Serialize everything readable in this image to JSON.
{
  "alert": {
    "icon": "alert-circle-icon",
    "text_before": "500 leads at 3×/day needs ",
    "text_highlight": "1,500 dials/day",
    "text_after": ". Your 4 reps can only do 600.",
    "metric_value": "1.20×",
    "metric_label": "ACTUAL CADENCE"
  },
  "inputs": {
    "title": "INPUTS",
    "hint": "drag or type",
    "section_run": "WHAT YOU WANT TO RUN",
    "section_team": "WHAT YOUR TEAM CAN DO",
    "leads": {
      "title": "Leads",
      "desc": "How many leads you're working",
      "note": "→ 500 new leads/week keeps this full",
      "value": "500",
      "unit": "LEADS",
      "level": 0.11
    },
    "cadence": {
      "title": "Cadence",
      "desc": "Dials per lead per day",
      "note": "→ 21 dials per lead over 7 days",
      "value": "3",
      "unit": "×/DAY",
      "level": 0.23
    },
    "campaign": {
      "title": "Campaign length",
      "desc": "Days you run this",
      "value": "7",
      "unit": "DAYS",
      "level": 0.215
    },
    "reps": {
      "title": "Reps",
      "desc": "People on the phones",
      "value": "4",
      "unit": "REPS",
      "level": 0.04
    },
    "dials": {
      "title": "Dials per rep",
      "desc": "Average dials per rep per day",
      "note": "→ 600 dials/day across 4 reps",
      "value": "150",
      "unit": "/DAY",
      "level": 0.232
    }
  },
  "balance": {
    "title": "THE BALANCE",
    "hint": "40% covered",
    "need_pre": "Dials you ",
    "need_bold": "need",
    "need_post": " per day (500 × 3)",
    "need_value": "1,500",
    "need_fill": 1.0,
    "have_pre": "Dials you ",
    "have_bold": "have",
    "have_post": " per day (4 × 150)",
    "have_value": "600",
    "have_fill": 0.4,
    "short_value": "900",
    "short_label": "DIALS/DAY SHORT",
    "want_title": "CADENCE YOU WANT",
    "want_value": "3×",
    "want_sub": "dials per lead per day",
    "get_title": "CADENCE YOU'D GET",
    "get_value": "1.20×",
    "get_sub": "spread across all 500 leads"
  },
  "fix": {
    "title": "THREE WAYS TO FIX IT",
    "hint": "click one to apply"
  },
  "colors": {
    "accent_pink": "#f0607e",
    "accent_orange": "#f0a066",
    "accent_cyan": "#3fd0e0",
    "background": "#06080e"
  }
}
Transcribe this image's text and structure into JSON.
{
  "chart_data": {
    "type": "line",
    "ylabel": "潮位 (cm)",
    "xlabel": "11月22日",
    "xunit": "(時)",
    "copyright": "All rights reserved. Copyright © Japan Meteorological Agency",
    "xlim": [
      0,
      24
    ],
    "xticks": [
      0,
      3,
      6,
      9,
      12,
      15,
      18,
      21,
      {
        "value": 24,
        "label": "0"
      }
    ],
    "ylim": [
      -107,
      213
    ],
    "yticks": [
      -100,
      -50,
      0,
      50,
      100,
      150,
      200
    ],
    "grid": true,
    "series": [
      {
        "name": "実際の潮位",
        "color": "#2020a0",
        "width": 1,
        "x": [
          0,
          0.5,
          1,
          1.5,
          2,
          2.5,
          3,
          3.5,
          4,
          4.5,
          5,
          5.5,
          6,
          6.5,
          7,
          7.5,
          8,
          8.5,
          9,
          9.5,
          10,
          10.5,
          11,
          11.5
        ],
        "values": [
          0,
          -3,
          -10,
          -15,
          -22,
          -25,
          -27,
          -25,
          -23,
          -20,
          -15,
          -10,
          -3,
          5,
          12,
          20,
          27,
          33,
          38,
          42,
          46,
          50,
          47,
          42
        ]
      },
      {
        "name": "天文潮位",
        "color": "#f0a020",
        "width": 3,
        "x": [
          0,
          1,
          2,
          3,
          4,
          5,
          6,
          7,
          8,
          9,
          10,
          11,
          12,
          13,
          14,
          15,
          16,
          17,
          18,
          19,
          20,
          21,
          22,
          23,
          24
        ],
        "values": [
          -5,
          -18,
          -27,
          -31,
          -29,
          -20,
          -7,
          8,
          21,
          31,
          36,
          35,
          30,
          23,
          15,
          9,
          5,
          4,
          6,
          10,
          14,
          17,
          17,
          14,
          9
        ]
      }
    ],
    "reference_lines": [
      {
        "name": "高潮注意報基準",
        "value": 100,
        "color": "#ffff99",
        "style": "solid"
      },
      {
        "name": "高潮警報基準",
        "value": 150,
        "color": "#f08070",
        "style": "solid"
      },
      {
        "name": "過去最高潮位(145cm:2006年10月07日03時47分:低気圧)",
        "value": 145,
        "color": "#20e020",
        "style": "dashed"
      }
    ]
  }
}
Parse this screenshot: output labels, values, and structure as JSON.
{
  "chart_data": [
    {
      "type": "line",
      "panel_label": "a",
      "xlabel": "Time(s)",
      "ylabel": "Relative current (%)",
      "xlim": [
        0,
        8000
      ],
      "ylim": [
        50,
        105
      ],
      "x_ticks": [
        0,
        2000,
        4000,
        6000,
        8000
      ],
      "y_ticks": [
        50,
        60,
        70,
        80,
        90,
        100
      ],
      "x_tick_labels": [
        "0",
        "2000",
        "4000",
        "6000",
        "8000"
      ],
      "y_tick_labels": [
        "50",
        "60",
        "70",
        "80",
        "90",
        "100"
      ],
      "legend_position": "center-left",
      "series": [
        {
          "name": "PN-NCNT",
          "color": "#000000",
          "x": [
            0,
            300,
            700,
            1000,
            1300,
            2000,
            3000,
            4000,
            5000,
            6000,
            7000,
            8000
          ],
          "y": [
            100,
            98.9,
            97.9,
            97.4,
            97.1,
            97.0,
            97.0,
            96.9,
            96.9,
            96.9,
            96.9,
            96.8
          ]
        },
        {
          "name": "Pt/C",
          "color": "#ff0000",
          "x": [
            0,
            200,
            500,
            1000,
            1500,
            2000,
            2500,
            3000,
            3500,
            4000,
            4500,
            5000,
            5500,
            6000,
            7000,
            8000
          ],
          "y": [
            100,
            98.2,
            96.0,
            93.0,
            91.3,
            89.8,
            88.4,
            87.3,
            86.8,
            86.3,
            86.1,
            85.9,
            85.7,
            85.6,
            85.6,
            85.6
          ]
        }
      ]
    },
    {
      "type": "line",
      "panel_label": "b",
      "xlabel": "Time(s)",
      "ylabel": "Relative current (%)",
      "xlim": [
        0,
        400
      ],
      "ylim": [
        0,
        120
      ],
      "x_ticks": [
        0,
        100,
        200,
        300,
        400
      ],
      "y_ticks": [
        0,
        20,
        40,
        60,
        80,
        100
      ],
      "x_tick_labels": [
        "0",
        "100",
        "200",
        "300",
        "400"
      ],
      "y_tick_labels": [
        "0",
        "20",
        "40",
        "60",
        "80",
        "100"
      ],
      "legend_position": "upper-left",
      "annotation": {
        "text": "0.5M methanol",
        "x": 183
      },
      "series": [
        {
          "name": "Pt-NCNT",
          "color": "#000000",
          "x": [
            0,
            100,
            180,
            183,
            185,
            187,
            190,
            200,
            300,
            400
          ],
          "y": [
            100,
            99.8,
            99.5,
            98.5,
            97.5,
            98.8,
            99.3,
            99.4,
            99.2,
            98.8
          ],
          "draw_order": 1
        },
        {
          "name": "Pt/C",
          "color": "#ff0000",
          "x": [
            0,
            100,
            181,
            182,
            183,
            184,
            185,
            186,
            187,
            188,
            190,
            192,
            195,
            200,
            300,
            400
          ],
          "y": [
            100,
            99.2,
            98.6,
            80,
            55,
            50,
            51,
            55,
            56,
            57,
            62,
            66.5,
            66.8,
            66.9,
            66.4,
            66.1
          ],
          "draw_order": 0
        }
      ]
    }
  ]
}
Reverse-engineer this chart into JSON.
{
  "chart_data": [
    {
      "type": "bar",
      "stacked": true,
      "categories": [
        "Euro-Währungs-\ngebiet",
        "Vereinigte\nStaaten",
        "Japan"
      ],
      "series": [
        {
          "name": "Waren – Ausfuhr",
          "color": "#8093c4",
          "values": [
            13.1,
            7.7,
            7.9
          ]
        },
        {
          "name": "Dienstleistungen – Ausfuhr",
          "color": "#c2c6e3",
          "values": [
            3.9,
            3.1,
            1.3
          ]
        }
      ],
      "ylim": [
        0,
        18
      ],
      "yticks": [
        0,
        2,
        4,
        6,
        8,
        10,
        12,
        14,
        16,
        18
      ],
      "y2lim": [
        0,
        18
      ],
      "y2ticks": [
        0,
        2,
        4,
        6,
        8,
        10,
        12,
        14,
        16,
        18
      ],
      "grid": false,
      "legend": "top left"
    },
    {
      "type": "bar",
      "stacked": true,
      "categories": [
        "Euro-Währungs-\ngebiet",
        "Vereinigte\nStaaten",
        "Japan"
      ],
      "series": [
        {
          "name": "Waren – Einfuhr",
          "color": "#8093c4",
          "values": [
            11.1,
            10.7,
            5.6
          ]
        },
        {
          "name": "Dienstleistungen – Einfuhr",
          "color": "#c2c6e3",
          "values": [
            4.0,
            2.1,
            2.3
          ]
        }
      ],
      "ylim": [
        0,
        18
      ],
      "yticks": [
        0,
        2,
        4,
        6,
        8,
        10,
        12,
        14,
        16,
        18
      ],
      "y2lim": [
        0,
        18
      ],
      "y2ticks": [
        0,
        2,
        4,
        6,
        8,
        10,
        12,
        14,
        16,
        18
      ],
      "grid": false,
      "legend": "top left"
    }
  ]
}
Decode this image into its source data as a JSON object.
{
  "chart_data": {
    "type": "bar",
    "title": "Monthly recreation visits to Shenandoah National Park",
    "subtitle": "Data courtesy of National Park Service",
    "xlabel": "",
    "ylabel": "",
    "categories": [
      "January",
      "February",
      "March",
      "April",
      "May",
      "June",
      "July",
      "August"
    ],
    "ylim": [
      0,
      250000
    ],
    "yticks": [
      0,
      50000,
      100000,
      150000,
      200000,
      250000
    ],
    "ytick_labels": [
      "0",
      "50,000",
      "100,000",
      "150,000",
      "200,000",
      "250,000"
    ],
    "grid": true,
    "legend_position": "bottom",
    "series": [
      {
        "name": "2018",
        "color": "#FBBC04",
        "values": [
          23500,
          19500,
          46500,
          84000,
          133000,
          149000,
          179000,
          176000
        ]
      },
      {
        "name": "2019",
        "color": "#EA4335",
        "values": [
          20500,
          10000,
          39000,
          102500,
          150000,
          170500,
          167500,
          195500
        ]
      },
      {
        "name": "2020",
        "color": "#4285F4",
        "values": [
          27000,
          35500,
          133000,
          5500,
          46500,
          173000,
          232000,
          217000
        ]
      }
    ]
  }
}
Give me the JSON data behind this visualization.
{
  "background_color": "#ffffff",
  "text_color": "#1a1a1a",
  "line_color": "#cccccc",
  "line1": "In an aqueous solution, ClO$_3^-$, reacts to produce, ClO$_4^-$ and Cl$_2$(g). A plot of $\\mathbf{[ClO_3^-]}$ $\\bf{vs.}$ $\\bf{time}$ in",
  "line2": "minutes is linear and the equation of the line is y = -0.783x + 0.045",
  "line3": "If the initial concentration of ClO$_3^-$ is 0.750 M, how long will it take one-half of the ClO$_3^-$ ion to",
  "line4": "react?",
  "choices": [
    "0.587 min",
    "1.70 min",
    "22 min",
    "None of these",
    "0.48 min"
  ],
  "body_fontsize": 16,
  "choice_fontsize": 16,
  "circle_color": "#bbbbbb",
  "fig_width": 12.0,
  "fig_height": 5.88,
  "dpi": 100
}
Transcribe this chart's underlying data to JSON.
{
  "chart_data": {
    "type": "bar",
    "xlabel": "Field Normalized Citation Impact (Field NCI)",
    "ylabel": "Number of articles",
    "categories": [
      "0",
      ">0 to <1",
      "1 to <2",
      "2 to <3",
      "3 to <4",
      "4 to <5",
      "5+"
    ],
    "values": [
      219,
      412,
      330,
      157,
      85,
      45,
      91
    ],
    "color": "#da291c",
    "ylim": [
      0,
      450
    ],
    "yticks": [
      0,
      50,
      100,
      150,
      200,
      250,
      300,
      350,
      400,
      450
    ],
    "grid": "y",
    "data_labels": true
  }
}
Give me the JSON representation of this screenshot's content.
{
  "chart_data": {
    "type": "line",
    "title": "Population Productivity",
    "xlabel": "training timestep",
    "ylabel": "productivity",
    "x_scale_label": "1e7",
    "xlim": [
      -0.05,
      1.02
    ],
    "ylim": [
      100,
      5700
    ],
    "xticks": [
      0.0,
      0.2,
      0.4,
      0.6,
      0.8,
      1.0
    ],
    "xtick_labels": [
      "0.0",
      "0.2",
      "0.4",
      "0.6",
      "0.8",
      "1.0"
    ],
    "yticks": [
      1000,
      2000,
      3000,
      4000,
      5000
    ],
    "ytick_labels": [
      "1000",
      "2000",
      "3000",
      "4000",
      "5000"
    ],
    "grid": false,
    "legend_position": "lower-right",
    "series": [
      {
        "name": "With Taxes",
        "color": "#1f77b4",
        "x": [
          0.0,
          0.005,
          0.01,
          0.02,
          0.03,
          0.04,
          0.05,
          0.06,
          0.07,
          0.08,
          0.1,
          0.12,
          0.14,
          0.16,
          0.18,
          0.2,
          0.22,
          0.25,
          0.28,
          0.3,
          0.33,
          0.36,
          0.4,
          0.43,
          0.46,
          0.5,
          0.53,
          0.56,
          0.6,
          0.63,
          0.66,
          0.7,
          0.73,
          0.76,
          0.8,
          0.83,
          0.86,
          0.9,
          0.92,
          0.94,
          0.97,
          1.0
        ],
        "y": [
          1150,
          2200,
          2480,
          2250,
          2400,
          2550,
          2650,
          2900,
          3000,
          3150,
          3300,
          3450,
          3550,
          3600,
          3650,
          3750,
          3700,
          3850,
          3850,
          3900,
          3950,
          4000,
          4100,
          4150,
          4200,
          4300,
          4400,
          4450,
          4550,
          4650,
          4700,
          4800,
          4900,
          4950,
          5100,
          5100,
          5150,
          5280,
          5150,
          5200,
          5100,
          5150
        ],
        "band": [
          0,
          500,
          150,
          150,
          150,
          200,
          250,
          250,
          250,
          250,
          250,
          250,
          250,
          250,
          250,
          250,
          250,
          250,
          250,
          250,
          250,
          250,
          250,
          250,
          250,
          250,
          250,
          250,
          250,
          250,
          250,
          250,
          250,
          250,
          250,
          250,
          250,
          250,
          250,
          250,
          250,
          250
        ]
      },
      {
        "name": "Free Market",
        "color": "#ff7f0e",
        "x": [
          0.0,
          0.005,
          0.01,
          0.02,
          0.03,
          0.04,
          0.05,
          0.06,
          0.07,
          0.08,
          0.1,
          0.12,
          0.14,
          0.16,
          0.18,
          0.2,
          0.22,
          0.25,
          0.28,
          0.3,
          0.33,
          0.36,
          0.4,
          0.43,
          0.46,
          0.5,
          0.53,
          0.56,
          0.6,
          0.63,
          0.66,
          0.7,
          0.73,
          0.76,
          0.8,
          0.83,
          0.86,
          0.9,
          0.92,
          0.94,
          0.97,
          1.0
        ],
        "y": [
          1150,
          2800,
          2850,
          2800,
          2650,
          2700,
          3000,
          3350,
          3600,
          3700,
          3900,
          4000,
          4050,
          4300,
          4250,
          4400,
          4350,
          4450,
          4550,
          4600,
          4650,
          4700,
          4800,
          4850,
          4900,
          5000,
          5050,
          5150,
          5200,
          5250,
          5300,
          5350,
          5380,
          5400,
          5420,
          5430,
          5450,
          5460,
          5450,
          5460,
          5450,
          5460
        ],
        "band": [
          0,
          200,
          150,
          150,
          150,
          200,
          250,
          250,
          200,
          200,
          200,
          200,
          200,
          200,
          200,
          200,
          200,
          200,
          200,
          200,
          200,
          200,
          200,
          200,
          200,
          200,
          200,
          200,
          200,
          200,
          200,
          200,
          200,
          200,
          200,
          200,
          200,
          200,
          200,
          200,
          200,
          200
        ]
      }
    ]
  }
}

■ ■ ■ ■

*WRITTEN INSTRUCTION*: Select and copy every line from the records that includes the word "Ausfuhr".

*THE RESULT*:
          "name": "Waren – Ausfuhr",
          "name": "Dienstleistungen – Ausfuhr",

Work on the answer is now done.